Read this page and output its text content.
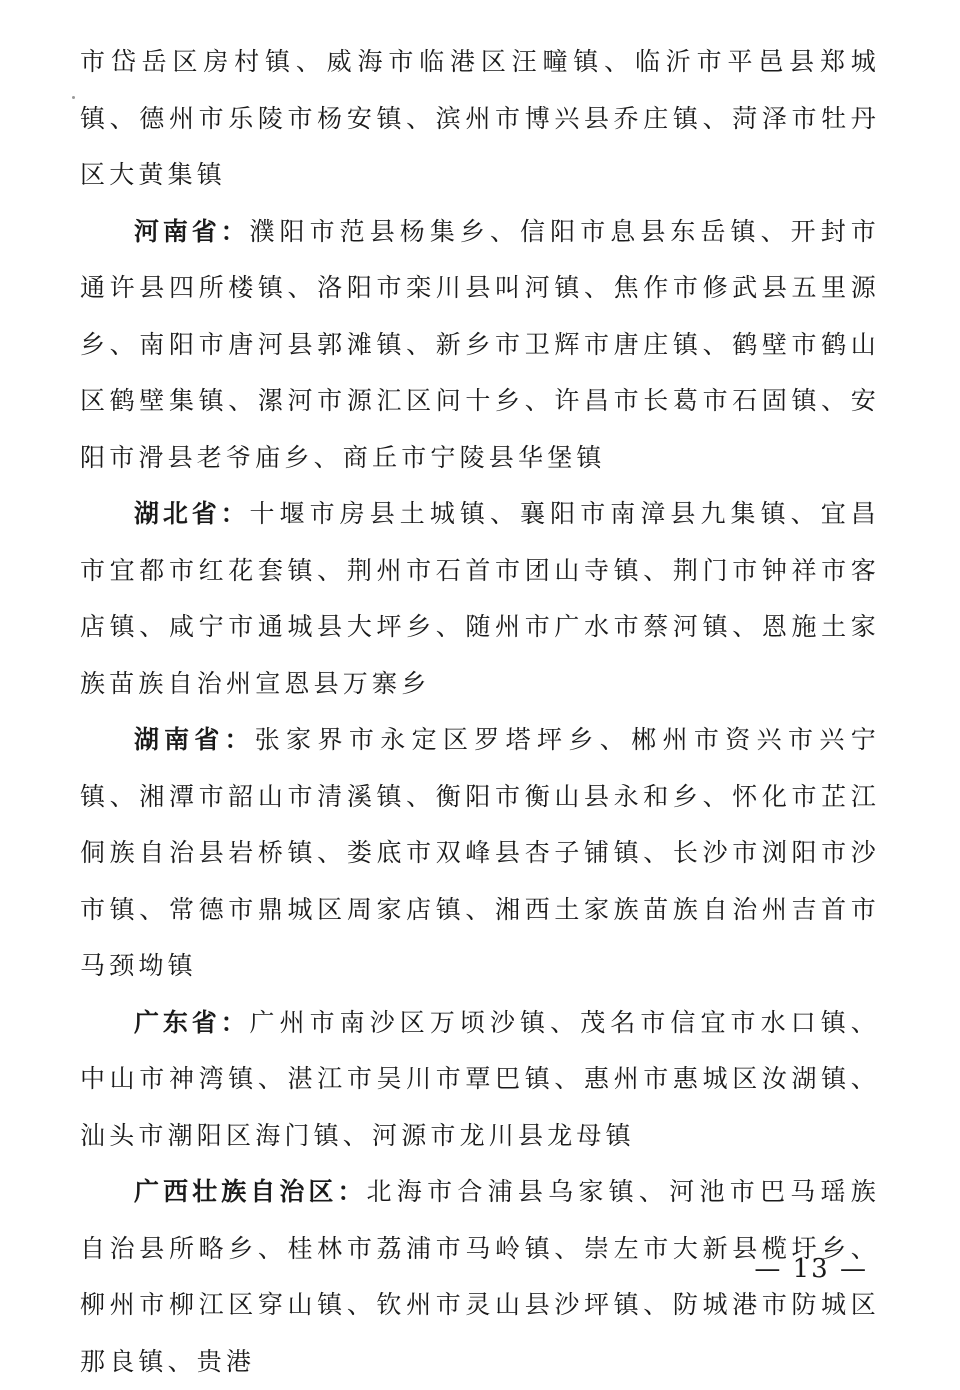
市岱岳区房村镇、威海市临港区汪疃镇、临沂市平邑县郑城镇、德州市乐陵市杨安镇、滨州市博兴县乔庄镇、菏泽市牡丹区大黄集镇

河南省：濮阳市范县杨集乡、信阳市息县东岳镇、开封市通许县四所楼镇、洛阳市栾川县叫河镇、焦作市修武县五里源乡、南阳市唐河县郭滩镇、新乡市卫辉市唐庄镇、鹤壁市鹤山区鹤壁集镇、漯河市源汇区问十乡、许昌市长葛市石固镇、安阳市滑县老爷庙乡、商丘市宁陵县华堡镇

湖北省：十堰市房县土城镇、襄阳市南漳县九集镇、宜昌市宜都市红花套镇、荆州市石首市团山寺镇、荆门市钟祥市客店镇、咸宁市通城县大坪乡、随州市广水市蔡河镇、恩施土家族苗族自治州宣恩县万寨乡

湖南省：张家界市永定区罗塔坪乡、郴州市资兴市兴宁镇、湘潭市韶山市清溪镇、衡阳市衡山县永和乡、怀化市芷江侗族自治县岩桥镇、娄底市双峰县杏子铺镇、长沙市浏阳市沙市镇、常德市鼎城区周家店镇、湘西土家族苗族自治州吉首市马颈坳镇

广东省：广州市南沙区万顷沙镇、茂名市信宜市水口镇、中山市神湾镇、湛江市吴川市覃巴镇、惠州市惠城区汝湖镇、汕头市潮阳区海门镇、河源市龙川县龙母镇

广西壮族自治区：北海市合浦县乌家镇、河池市巴马瑶族自治县所略乡、桂林市荔浦市马岭镇、崇左市大新县榄圩乡、柳州市柳江区穿山镇、钦州市灵山县沙坪镇、防城港市防城区那良镇、贵港

— 13 —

===

- _TO BE DONE_
Do not include the images; transcribe the rest of the listing exactly.

- _WRITTEN SOLUTION_
Read this page and output its text content.
市岱岳区房村镇、威海市临港区汪疃镇、临沂市平邑县郑城镇、德州市乐陵市杨安镇、滨州市博兴县乔庄镇、菏泽市牡丹区大黄集镇

河南省：濮阳市范县杨集乡、信阳市息县东岳镇、开封市通许县四所楼镇、洛阳市栾川县叫河镇、焦作市修武县五里源乡、南阳市唐河县郭滩镇、新乡市卫辉市唐庄镇、鹤壁市鹤山区鹤壁集镇、漯河市源汇区问十乡、许昌市长葛市石固镇、安阳市滑县老爷庙乡、商丘市宁陵县华堡镇

湖北省：十堰市房县土城镇、襄阳市南漳县九集镇、宜昌市宜都市红花套镇、荆州市石首市团山寺镇、荆门市钟祥市客店镇、咸宁市通城县大坪乡、随州市广水市蔡河镇、恩施土家族苗族自治州宣恩县万寨乡

湖南省：张家界市永定区罗塔坪乡、郴州市资兴市兴宁镇、湘潭市韶山市清溪镇、衡阳市衡山县永和乡、怀化市芷江侗族自治县岩桥镇、娄底市双峰县杏子铺镇、长沙市浏阳市沙市镇、常德市鼎城区周家店镇、湘西土家族苗族自治州吉首市马颈坳镇

广东省：广州市南沙区万顷沙镇、茂名市信宜市水口镇、中山市神湾镇、湛江市吴川市覃巴镇、惠州市惠城区汝湖镇、汕头市潮阳区海门镇、河源市龙川县龙母镇

广西壮族自治区：北海市合浦县乌家镇、河池市巴马瑶族自治县所略乡、桂林市荔浦市马岭镇、崇左市大新县榄圩乡、柳州市柳江区穿山镇、钦州市灵山县沙坪镇、防城港市防城区那良镇、贵港

— 13 —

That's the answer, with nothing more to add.